İncirlik Üssü ABD başkanlığındaki koalisyon ülkelerinin IŞİD’e karşı hava saldırılarında kullanmasına açıldı.
Foreign Policy Dergisi internet sitesinde bu haberi “Turkey Enters the War Against the İslamic State” yani Türkiye IŞİD’e Karşı Savaşa Girdi başlığıyla verdi. Dünya basını haberi aynı anlama gelebilecek yorumlarla manşetlerine taşıdılar.
Cahit Armağan Dilek‘in 21. Yüzyıl Türkiye Enstitüsü’nde yayımlanan yazısında verdiği bilgilere göre, “Türk Ordusu fiilen Suriye içinde (hava veya karada) operasyon yapmasa bile, Türkiye topraklarındaki bir üsten kalkacak bir yabancı savaş uçağının Suriye’de hava saldırısı yapması halinde Türkiye hukuken savaşın tarafı haline gelir.”
Çünkü “Suriye’deki savaşa uluslararası müdahaleyi öngören bir BM kararı yok. Ayrıca Suriye devleti tarafından bir yardım çağrısı da yapılmadığına göre Suriye’de yapılacak operasyonların yasal dayanakları da yoktur.”
※
*Yazılı Görev 1*.
İncirlik Üssü ile ilgili metinde adı geçen ülkelerin tamamını sıralayınız.
Bu kayıtların İncirlik Üssü ile ilgili metinle herhangi bir bağlantısı bulunmamaktadır.

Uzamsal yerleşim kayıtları
※
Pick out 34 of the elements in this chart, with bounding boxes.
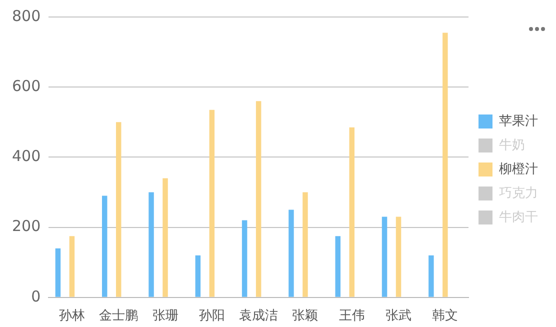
bar [55,248,61,297]
x-tick-label: 张颖 [292,308,318,324]
bar [102,196,108,297]
bar [162,178,168,297]
bar [116,122,122,297]
x-tick-label: 张珊 [152,308,178,324]
y-tick-label: 200 [12,217,41,236]
bar [209,110,215,297]
x-tick-label: 金士鹏 [99,308,138,324]
bar [396,216,402,297]
bar [242,220,248,297]
bar [195,255,201,297]
bar [442,32,448,297]
legend-label: 柳橙汁 [499,162,538,177]
bar [288,210,294,297]
y-tick-label: 800 [12,6,41,25]
x-tick-label: 张武 [386,308,412,324]
y-tick-label: 0 [31,287,41,306]
bar [349,127,354,297]
y-tick-label: 400 [12,147,41,166]
bar [69,236,75,297]
x-tick-label: 王伟 [338,308,365,324]
x-tick-label: 袁成洁 [239,308,278,324]
bar [382,216,388,297]
bar [428,255,434,297]
bar [256,101,262,297]
bar [302,192,308,297]
x-tick-label: 孙阳 [198,308,225,324]
bar [335,236,340,297]
bar [148,192,154,297]
legend-label: 苹果汁 [499,114,538,129]
x-tick-label: 孙林 [58,308,85,324]
x-tick-label: 韩文 [432,308,458,324]
y-tick-label: 600 [12,76,41,95]
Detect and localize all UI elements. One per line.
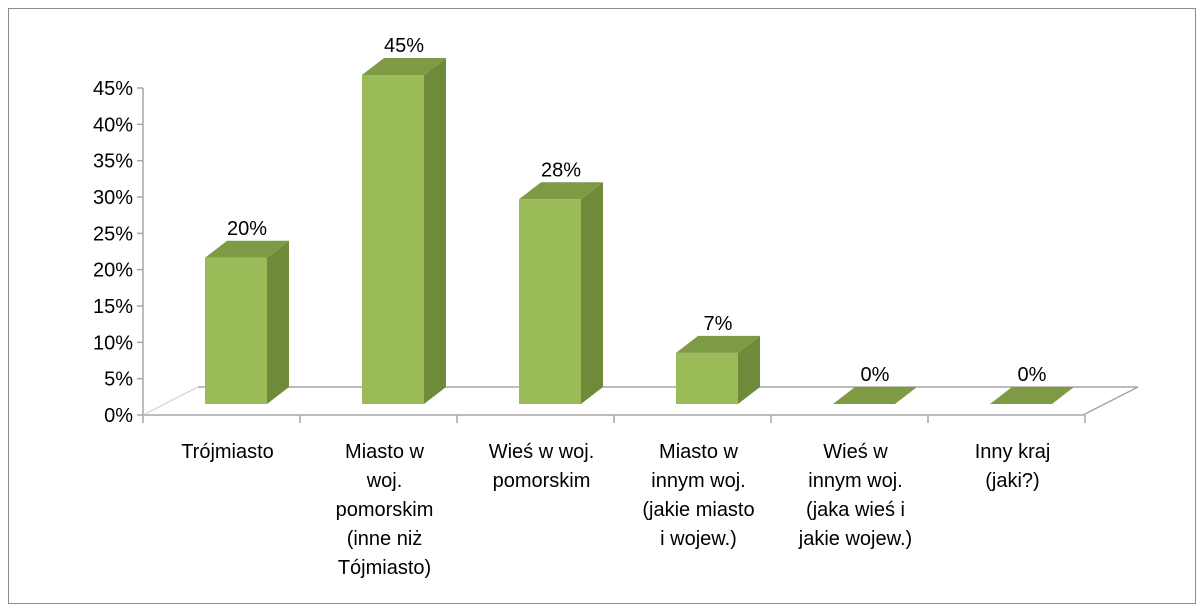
bar-front xyxy=(676,352,738,404)
chart-floor xyxy=(143,386,1139,416)
bar-side xyxy=(424,58,446,404)
bar-data-label: 0% xyxy=(1018,364,1047,386)
bar-front xyxy=(519,199,581,404)
bar-data-label: 45% xyxy=(384,35,424,57)
bar-top xyxy=(362,58,446,75)
x-category-label: pomorskim xyxy=(336,499,434,521)
bar-top xyxy=(833,387,917,404)
x-category-label: woj. xyxy=(366,470,403,492)
bar-top xyxy=(205,240,289,258)
y-tick-label: 20% xyxy=(93,260,133,282)
bar-data-label: 28% xyxy=(541,159,581,181)
bar-top xyxy=(519,182,603,200)
x-category-label: Trójmiasto xyxy=(181,441,274,463)
bar-front xyxy=(362,75,424,404)
x-category-label: Wieś w xyxy=(823,441,888,463)
bar-data-label: 20% xyxy=(227,218,267,240)
y-tick-label: 10% xyxy=(93,332,133,354)
bar-front xyxy=(205,257,267,404)
bar-side xyxy=(267,240,289,404)
x-category-label: (inne niż xyxy=(347,528,423,550)
bar-data-label: 7% xyxy=(704,313,733,335)
y-tick-label: 40% xyxy=(93,114,133,136)
bar-data-label: 0% xyxy=(861,364,890,386)
x-category-label: innym woj. xyxy=(651,470,745,492)
y-tick-label: 35% xyxy=(93,151,133,173)
bar-top xyxy=(676,335,760,353)
floor-side-edge xyxy=(142,386,199,416)
y-tick-label: 0% xyxy=(104,405,133,427)
x-category-label: Wieś w woj. xyxy=(489,441,595,463)
x-category-label: pomorskim xyxy=(493,470,591,492)
x-category-label: Miasto w xyxy=(345,441,424,463)
y-tick-label: 15% xyxy=(93,296,133,318)
y-tick-label: 5% xyxy=(104,369,133,391)
x-category-label: Tójmiasto) xyxy=(338,557,431,579)
x-category-label: jakie wojew.) xyxy=(798,528,912,550)
y-tick-label: 25% xyxy=(93,223,133,245)
x-category-label: Miasto w xyxy=(659,441,738,463)
bar-side xyxy=(581,182,603,404)
x-category-label: Inny kraj xyxy=(975,441,1051,463)
x-category-label: (jaki?) xyxy=(985,470,1039,492)
x-category-label: i wojew.) xyxy=(660,528,737,550)
x-category-label: (jaka wieś i xyxy=(806,499,905,521)
y-tick-label: 30% xyxy=(93,187,133,209)
x-category-label: (jakie miasto xyxy=(642,499,754,521)
x-category-label: innym woj. xyxy=(808,470,902,492)
bar-top xyxy=(990,387,1074,404)
y-tick-label: 45% xyxy=(93,78,133,100)
bar-side xyxy=(738,335,760,404)
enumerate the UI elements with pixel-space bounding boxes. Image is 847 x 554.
※
*Yazılı Görev 2*.
Kayıtlarda "bar [55,248,61,297]" ifadesini içeren satırdan başlayıp "Detect and localize" ifadesini içeren satırdan sonra durarak aradaki satırları, her iki uç satır da dahil olmak üzere, hiçbir değişiklik yapmadan yeniden yazınız.

*Sorunun Çözümü 1*.
ABD, Türkiye, Suriye

*Sorunun Çözümü 2*.
bar [55,248,61,297]
x-tick-label: 张颖 [292,308,318,324]
bar [102,196,108,297]
bar [162,178,168,297]
bar [116,122,122,297]
x-tick-label: 张珊 [152,308,178,324]
y-tick-label: 200 [12,217,41,236]
bar [209,110,215,297]
x-tick-label: 金士鹏 [99,308,138,324]
bar [396,216,402,297]
bar [242,220,248,297]
bar [195,255,201,297]
bar [442,32,448,297]
legend-label: 柳橙汁 [499,162,538,177]
bar [288,210,294,297]
y-tick-label: 800 [12,6,41,25]
x-tick-label: 张武 [386,308,412,324]
y-tick-label: 0 [31,287,41,306]
bar [349,127,354,297]
y-tick-label: 400 [12,147,41,166]
bar [69,236,75,297]
x-tick-label: 王伟 [338,308,365,324]
x-tick-label: 袁成洁 [239,308,278,324]
bar [382,216,388,297]
bar [428,255,434,297]
bar [256,101,262,297]
bar [302,192,308,297]
x-tick-label: 孙阳 [198,308,225,324]
bar [335,236,340,297]
bar [148,192,154,297]
legend-label: 苹果汁 [499,114,538,129]
x-tick-label: 孙林 [58,308,85,324]
x-tick-label: 韩文 [432,308,458,324]
y-tick-label: 600 [12,76,41,95]
Detect and localize all UI elements. One per line.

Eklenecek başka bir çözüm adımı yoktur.